Make an exact copy of the listing below.

* Begin GIVEN RECORDS *

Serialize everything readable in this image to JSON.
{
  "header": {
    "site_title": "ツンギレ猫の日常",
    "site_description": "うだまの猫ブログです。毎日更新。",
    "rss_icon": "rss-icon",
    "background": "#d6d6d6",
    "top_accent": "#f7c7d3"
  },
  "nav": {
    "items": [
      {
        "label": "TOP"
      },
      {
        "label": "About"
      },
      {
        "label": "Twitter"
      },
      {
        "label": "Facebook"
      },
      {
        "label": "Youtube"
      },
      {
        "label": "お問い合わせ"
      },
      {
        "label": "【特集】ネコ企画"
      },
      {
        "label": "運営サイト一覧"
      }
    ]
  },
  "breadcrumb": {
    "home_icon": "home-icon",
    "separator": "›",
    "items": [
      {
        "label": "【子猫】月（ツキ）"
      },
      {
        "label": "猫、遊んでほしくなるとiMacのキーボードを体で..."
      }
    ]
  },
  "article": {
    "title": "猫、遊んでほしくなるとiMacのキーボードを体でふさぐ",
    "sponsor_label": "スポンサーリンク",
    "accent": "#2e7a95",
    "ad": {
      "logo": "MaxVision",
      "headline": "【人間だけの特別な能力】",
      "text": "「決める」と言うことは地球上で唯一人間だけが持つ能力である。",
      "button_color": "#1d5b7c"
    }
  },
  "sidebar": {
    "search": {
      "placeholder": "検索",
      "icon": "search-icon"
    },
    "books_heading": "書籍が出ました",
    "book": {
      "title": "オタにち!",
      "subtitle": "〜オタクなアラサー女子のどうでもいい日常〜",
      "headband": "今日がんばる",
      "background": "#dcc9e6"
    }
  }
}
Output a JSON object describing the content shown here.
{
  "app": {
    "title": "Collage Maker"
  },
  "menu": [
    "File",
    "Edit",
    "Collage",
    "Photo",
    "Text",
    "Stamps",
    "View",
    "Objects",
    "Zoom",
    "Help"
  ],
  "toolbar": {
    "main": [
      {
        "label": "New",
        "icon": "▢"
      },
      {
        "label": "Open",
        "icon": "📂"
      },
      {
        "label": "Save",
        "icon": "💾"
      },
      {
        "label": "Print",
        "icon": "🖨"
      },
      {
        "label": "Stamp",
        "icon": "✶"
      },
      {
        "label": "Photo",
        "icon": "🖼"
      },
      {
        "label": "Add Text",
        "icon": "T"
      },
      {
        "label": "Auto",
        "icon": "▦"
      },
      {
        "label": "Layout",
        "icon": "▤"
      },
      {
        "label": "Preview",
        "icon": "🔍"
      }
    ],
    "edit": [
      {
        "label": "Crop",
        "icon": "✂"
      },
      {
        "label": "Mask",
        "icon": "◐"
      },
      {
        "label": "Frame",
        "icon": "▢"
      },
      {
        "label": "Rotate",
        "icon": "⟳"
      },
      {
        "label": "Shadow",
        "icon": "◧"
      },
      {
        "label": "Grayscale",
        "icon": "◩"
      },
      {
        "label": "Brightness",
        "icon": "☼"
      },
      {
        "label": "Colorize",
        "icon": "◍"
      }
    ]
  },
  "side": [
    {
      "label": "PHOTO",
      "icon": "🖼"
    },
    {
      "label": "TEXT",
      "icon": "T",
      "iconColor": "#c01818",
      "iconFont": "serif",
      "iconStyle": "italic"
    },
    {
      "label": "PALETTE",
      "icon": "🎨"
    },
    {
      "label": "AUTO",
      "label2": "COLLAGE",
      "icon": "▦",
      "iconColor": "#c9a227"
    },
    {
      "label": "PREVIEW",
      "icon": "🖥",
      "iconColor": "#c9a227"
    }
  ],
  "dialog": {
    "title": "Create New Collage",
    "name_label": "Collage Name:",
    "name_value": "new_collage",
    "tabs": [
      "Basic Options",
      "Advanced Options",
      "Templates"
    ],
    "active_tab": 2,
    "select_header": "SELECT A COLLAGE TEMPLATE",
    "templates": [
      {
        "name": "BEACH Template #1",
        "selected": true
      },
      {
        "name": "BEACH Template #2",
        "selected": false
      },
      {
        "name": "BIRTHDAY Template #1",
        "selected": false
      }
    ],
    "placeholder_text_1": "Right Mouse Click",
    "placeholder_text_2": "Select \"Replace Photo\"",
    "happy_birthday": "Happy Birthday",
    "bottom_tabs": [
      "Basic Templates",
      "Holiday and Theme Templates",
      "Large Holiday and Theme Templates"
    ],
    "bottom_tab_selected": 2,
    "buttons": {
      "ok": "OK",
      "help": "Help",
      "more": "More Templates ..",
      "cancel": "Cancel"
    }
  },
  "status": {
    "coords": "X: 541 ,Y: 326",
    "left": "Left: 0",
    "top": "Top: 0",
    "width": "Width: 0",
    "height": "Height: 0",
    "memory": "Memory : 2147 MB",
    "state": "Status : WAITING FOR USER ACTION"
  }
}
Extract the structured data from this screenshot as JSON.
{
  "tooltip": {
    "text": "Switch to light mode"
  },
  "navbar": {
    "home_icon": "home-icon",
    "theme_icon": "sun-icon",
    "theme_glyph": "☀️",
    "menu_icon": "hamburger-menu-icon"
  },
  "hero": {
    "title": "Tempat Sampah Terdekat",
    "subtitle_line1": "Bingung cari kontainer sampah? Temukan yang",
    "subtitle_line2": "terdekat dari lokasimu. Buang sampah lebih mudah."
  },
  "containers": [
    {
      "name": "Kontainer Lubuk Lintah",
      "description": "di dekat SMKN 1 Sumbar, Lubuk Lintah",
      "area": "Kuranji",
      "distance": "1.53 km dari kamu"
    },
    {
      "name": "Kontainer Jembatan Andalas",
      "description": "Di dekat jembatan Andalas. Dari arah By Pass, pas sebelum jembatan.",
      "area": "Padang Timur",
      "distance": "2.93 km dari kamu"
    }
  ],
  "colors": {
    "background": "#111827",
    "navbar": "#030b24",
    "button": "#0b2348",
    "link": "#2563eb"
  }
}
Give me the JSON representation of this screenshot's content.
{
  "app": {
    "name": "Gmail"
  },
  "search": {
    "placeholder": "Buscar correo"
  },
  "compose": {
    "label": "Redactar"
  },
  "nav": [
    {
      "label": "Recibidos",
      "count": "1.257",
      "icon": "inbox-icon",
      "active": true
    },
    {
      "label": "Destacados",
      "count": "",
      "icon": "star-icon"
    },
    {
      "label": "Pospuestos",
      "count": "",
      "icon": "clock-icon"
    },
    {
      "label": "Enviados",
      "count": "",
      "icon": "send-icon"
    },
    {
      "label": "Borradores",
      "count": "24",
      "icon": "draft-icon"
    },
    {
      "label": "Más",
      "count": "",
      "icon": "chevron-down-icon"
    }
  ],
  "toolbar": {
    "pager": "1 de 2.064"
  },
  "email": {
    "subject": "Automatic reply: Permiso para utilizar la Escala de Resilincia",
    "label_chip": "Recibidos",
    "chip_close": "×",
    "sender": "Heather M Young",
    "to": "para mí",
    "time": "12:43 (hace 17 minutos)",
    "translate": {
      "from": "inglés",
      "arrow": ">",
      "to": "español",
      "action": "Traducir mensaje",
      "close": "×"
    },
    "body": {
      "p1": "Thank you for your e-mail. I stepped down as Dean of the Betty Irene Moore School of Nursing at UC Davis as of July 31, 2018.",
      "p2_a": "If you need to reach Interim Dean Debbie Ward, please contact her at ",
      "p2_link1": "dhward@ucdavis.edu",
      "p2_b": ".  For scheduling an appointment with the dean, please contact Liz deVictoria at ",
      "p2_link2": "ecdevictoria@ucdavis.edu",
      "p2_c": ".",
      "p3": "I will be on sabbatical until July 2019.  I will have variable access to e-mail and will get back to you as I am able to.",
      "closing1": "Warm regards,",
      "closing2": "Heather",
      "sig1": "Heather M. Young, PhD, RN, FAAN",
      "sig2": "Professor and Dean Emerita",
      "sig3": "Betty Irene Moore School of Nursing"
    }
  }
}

* End GIVEN RECORDS *

■ SOLUTION FOR THIS PROBLEM ■
Serialize everything readable in this image to JSON.
{
  "header": {
    "site_title": "ツンギレ猫の日常",
    "site_description": "うだまの猫ブログです。毎日更新。",
    "rss_icon": "rss-icon",
    "background": "#d6d6d6",
    "top_accent": "#f7c7d3"
  },
  "nav": {
    "items": [
      {
        "label": "TOP"
      },
      {
        "label": "About"
      },
      {
        "label": "Twitter"
      },
      {
        "label": "Facebook"
      },
      {
        "label": "Youtube"
      },
      {
        "label": "お問い合わせ"
      },
      {
        "label": "【特集】ネコ企画"
      },
      {
        "label": "運営サイト一覧"
      }
    ]
  },
  "breadcrumb": {
    "home_icon": "home-icon",
    "separator": "›",
    "items": [
      {
        "label": "【子猫】月（ツキ）"
      },
      {
        "label": "猫、遊んでほしくなるとiMacのキーボードを体で..."
      }
    ]
  },
  "article": {
    "title": "猫、遊んでほしくなるとiMacのキーボードを体でふさぐ",
    "sponsor_label": "スポンサーリンク",
    "accent": "#2e7a95",
    "ad": {
      "logo": "MaxVision",
      "headline": "【人間だけの特別な能力】",
      "text": "「決める」と言うことは地球上で唯一人間だけが持つ能力である。",
      "button_color": "#1d5b7c"
    }
  },
  "sidebar": {
    "search": {
      "placeholder": "検索",
      "icon": "search-icon"
    },
    "books_heading": "書籍が出ました",
    "book": {
      "title": "オタにち!",
      "subtitle": "〜オタクなアラサー女子のどうでもいい日常〜",
      "headband": "今日がんばる",
      "background": "#dcc9e6"
    }
  }
}
Output a JSON object describing the content shown here.
{
  "app": {
    "title": "Collage Maker"
  },
  "menu": [
    "File",
    "Edit",
    "Collage",
    "Photo",
    "Text",
    "Stamps",
    "View",
    "Objects",
    "Zoom",
    "Help"
  ],
  "toolbar": {
    "main": [
      {
        "label": "New",
        "icon": "▢"
      },
      {
        "label": "Open",
        "icon": "📂"
      },
      {
        "label": "Save",
        "icon": "💾"
      },
      {
        "label": "Print",
        "icon": "🖨"
      },
      {
        "label": "Stamp",
        "icon": "✶"
      },
      {
        "label": "Photo",
        "icon": "🖼"
      },
      {
        "label": "Add Text",
        "icon": "T"
      },
      {
        "label": "Auto",
        "icon": "▦"
      },
      {
        "label": "Layout",
        "icon": "▤"
      },
      {
        "label": "Preview",
        "icon": "🔍"
      }
    ],
    "edit": [
      {
        "label": "Crop",
        "icon": "✂"
      },
      {
        "label": "Mask",
        "icon": "◐"
      },
      {
        "label": "Frame",
        "icon": "▢"
      },
      {
        "label": "Rotate",
        "icon": "⟳"
      },
      {
        "label": "Shadow",
        "icon": "◧"
      },
      {
        "label": "Grayscale",
        "icon": "◩"
      },
      {
        "label": "Brightness",
        "icon": "☼"
      },
      {
        "label": "Colorize",
        "icon": "◍"
      }
    ]
  },
  "side": [
    {
      "label": "PHOTO",
      "icon": "🖼"
    },
    {
      "label": "TEXT",
      "icon": "T",
      "iconColor": "#c01818",
      "iconFont": "serif",
      "iconStyle": "italic"
    },
    {
      "label": "PALETTE",
      "icon": "🎨"
    },
    {
      "label": "AUTO",
      "label2": "COLLAGE",
      "icon": "▦",
      "iconColor": "#c9a227"
    },
    {
      "label": "PREVIEW",
      "icon": "🖥",
      "iconColor": "#c9a227"
    }
  ],
  "dialog": {
    "title": "Create New Collage",
    "name_label": "Collage Name:",
    "name_value": "new_collage",
    "tabs": [
      "Basic Options",
      "Advanced Options",
      "Templates"
    ],
    "active_tab": 2,
    "select_header": "SELECT A COLLAGE TEMPLATE",
    "templates": [
      {
        "name": "BEACH Template #1",
        "selected": true
      },
      {
        "name": "BEACH Template #2",
        "selected": false
      },
      {
        "name": "BIRTHDAY Template #1",
        "selected": false
      }
    ],
    "placeholder_text_1": "Right Mouse Click",
    "placeholder_text_2": "Select \"Replace Photo\"",
    "happy_birthday": "Happy Birthday",
    "bottom_tabs": [
      "Basic Templates",
      "Holiday and Theme Templates",
      "Large Holiday and Theme Templates"
    ],
    "bottom_tab_selected": 2,
    "buttons": {
      "ok": "OK",
      "help": "Help",
      "more": "More Templates ..",
      "cancel": "Cancel"
    }
  },
  "status": {
    "coords": "X: 541 ,Y: 326",
    "left": "Left: 0",
    "top": "Top: 0",
    "width": "Width: 0",
    "height": "Height: 0",
    "memory": "Memory : 2147 MB",
    "state": "Status : WAITING FOR USER ACTION"
  }
}
Extract the structured data from this screenshot as JSON.
{
  "tooltip": {
    "text": "Switch to light mode"
  },
  "navbar": {
    "home_icon": "home-icon",
    "theme_icon": "sun-icon",
    "theme_glyph": "☀️",
    "menu_icon": "hamburger-menu-icon"
  },
  "hero": {
    "title": "Tempat Sampah Terdekat",
    "subtitle_line1": "Bingung cari kontainer sampah? Temukan yang",
    "subtitle_line2": "terdekat dari lokasimu. Buang sampah lebih mudah."
  },
  "containers": [
    {
      "name": "Kontainer Lubuk Lintah",
      "description": "di dekat SMKN 1 Sumbar, Lubuk Lintah",
      "area": "Kuranji",
      "distance": "1.53 km dari kamu"
    },
    {
      "name": "Kontainer Jembatan Andalas",
      "description": "Di dekat jembatan Andalas. Dari arah By Pass, pas sebelum jembatan.",
      "area": "Padang Timur",
      "distance": "2.93 km dari kamu"
    }
  ],
  "colors": {
    "background": "#111827",
    "navbar": "#030b24",
    "button": "#0b2348",
    "link": "#2563eb"
  }
}
Give me the JSON representation of this screenshot's content.
{
  "app": {
    "name": "Gmail"
  },
  "search": {
    "placeholder": "Buscar correo"
  },
  "compose": {
    "label": "Redactar"
  },
  "nav": [
    {
      "label": "Recibidos",
      "count": "1.257",
      "icon": "inbox-icon",
      "active": true
    },
    {
      "label": "Destacados",
      "count": "",
      "icon": "star-icon"
    },
    {
      "label": "Pospuestos",
      "count": "",
      "icon": "clock-icon"
    },
    {
      "label": "Enviados",
      "count": "",
      "icon": "send-icon"
    },
    {
      "label": "Borradores",
      "count": "24",
      "icon": "draft-icon"
    },
    {
      "label": "Más",
      "count": "",
      "icon": "chevron-down-icon"
    }
  ],
  "toolbar": {
    "pager": "1 de 2.064"
  },
  "email": {
    "subject": "Automatic reply: Permiso para utilizar la Escala de Resilincia",
    "label_chip": "Recibidos",
    "chip_close": "×",
    "sender": "Heather M Young",
    "to": "para mí",
    "time": "12:43 (hace 17 minutos)",
    "translate": {
      "from": "inglés",
      "arrow": ">",
      "to": "español",
      "action": "Traducir mensaje",
      "close": "×"
    },
    "body": {
      "p1": "Thank you for your e-mail. I stepped down as Dean of the Betty Irene Moore School of Nursing at UC Davis as of July 31, 2018.",
      "p2_a": "If you need to reach Interim Dean Debbie Ward, please contact her at ",
      "p2_link1": "dhward@ucdavis.edu",
      "p2_b": ".  For scheduling an appointment with the dean, please contact Liz deVictoria at ",
      "p2_link2": "ecdevictoria@ucdavis.edu",
      "p2_c": ".",
      "p3": "I will be on sabbatical until July 2019.  I will have variable access to e-mail and will get back to you as I am able to.",
      "closing1": "Warm regards,",
      "closing2": "Heather",
      "sig1": "Heather M. Young, PhD, RN, FAAN",
      "sig2": "Professor and Dean Emerita",
      "sig3": "Betty Irene Moore School of Nursing"
    }
  }
}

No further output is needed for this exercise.